SET EXERCISE: Return the material word for word. Do not include pictures.

═══ EXTRACTED INFORMATION

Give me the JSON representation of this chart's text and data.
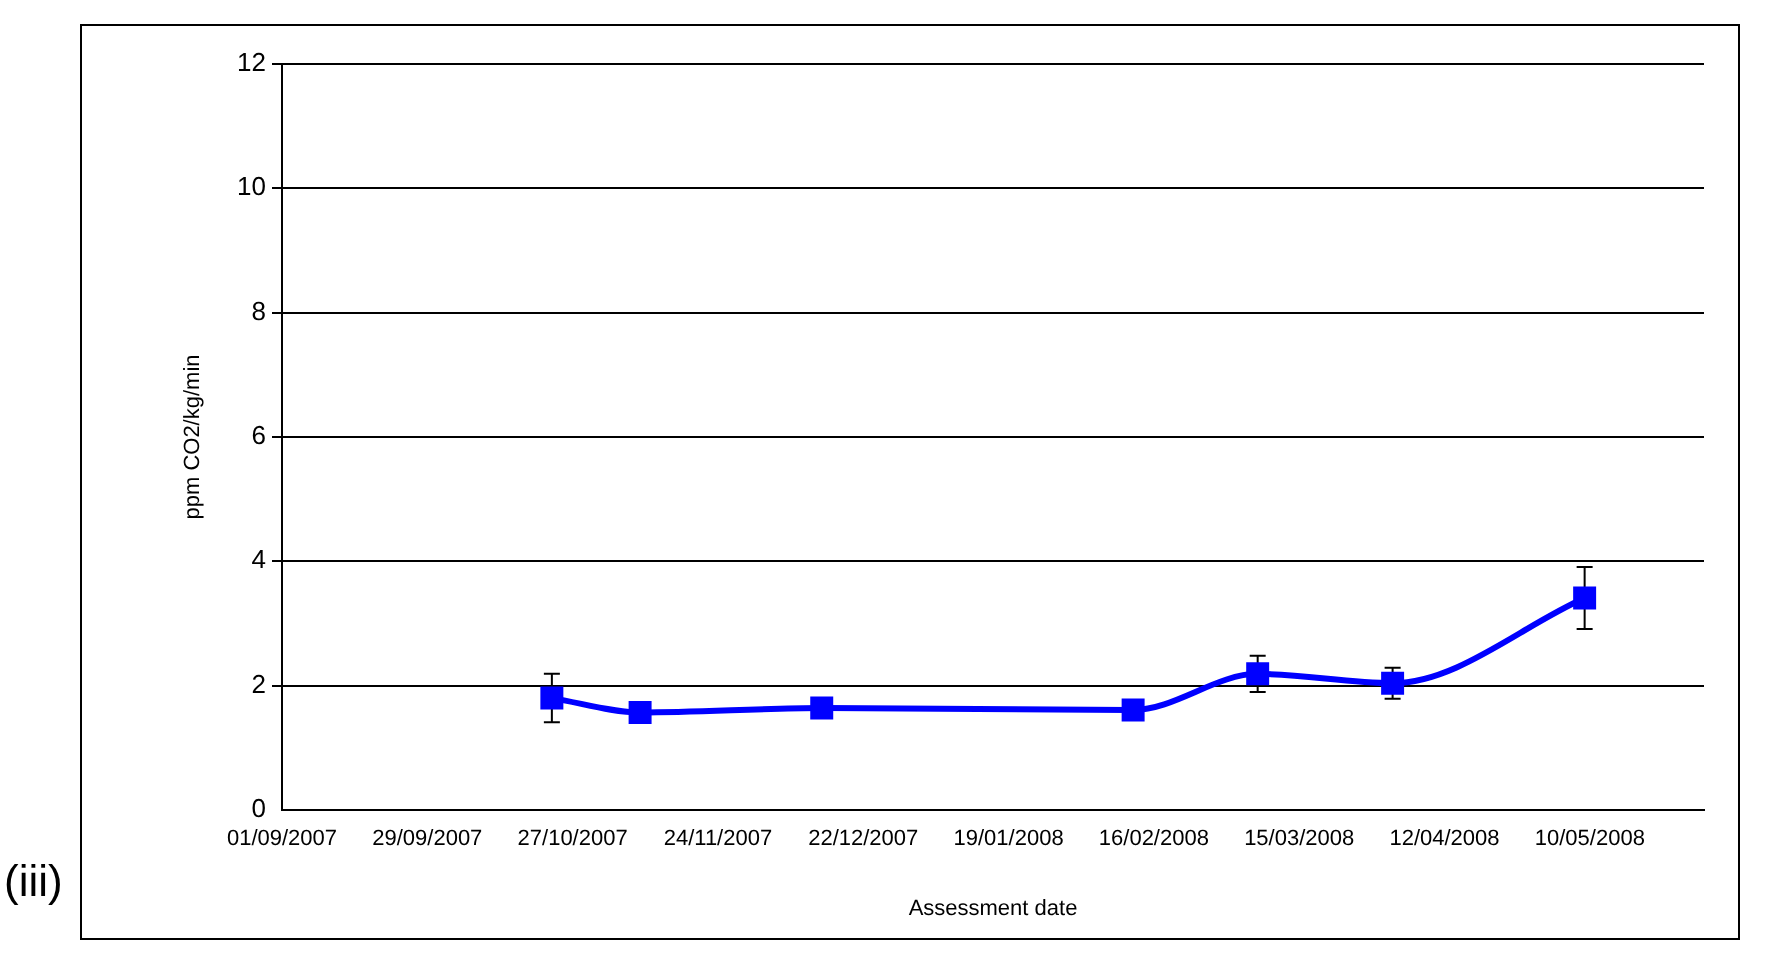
{
  "chart_data": {
    "type": "line",
    "xlabel": "Assessment date",
    "ylabel": "ppm CO2/kg/min",
    "annotations": [
      "(iii)"
    ],
    "x": [
      "2007-10-23",
      "2007-11-09",
      "2007-12-14",
      "2008-02-12",
      "2008-03-07",
      "2008-04-02",
      "2008-05-09"
    ],
    "series": [
      {
        "color": "#0000ff",
        "values": [
          1.8,
          1.57,
          1.64,
          1.61,
          2.19,
          2.04,
          3.41
        ],
        "errors": [
          0.39,
          null,
          null,
          null,
          0.29,
          0.25,
          0.5
        ]
      }
    ],
    "xlim": [
      "2007-09-01",
      "2008-06-01"
    ],
    "xticks": [
      {
        "value": "2007-09-01",
        "label": "01/09/2007"
      },
      {
        "value": "2007-09-29",
        "label": "29/09/2007"
      },
      {
        "value": "2007-10-27",
        "label": "27/10/2007"
      },
      {
        "value": "2007-11-24",
        "label": "24/11/2007"
      },
      {
        "value": "2007-12-22",
        "label": "22/12/2007"
      },
      {
        "value": "2008-01-19",
        "label": "19/01/2008"
      },
      {
        "value": "2008-02-16",
        "label": "16/02/2008"
      },
      {
        "value": "2008-03-15",
        "label": "15/03/2008"
      },
      {
        "value": "2008-04-12",
        "label": "12/04/2008"
      },
      {
        "value": "2008-05-10",
        "label": "10/05/2008"
      }
    ],
    "ylim": [
      0,
      12
    ],
    "yticks": [
      0,
      2,
      4,
      6,
      8,
      10,
      12
    ],
    "grid": "y",
    "legend": false,
    "marker": "square",
    "line_style": "solid"
  }
}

══════

REPLY:
Give me the JSON representation of this chart's text and data.
{
  "chart_data": {
    "type": "line",
    "xlabel": "Assessment date",
    "ylabel": "ppm CO2/kg/min",
    "annotations": [
      "(iii)"
    ],
    "x": [
      "2007-10-23",
      "2007-11-09",
      "2007-12-14",
      "2008-02-12",
      "2008-03-07",
      "2008-04-02",
      "2008-05-09"
    ],
    "series": [
      {
        "color": "#0000ff",
        "values": [
          1.8,
          1.57,
          1.64,
          1.61,
          2.19,
          2.04,
          3.41
        ],
        "errors": [
          0.39,
          null,
          null,
          null,
          0.29,
          0.25,
          0.5
        ]
      }
    ],
    "xlim": [
      "2007-09-01",
      "2008-06-01"
    ],
    "xticks": [
      {
        "value": "2007-09-01",
        "label": "01/09/2007"
      },
      {
        "value": "2007-09-29",
        "label": "29/09/2007"
      },
      {
        "value": "2007-10-27",
        "label": "27/10/2007"
      },
      {
        "value": "2007-11-24",
        "label": "24/11/2007"
      },
      {
        "value": "2007-12-22",
        "label": "22/12/2007"
      },
      {
        "value": "2008-01-19",
        "label": "19/01/2008"
      },
      {
        "value": "2008-02-16",
        "label": "16/02/2008"
      },
      {
        "value": "2008-03-15",
        "label": "15/03/2008"
      },
      {
        "value": "2008-04-12",
        "label": "12/04/2008"
      },
      {
        "value": "2008-05-10",
        "label": "10/05/2008"
      }
    ],
    "ylim": [
      0,
      12
    ],
    "yticks": [
      0,
      2,
      4,
      6,
      8,
      10,
      12
    ],
    "grid": "y",
    "legend": false,
    "marker": "square",
    "line_style": "solid"
  }
}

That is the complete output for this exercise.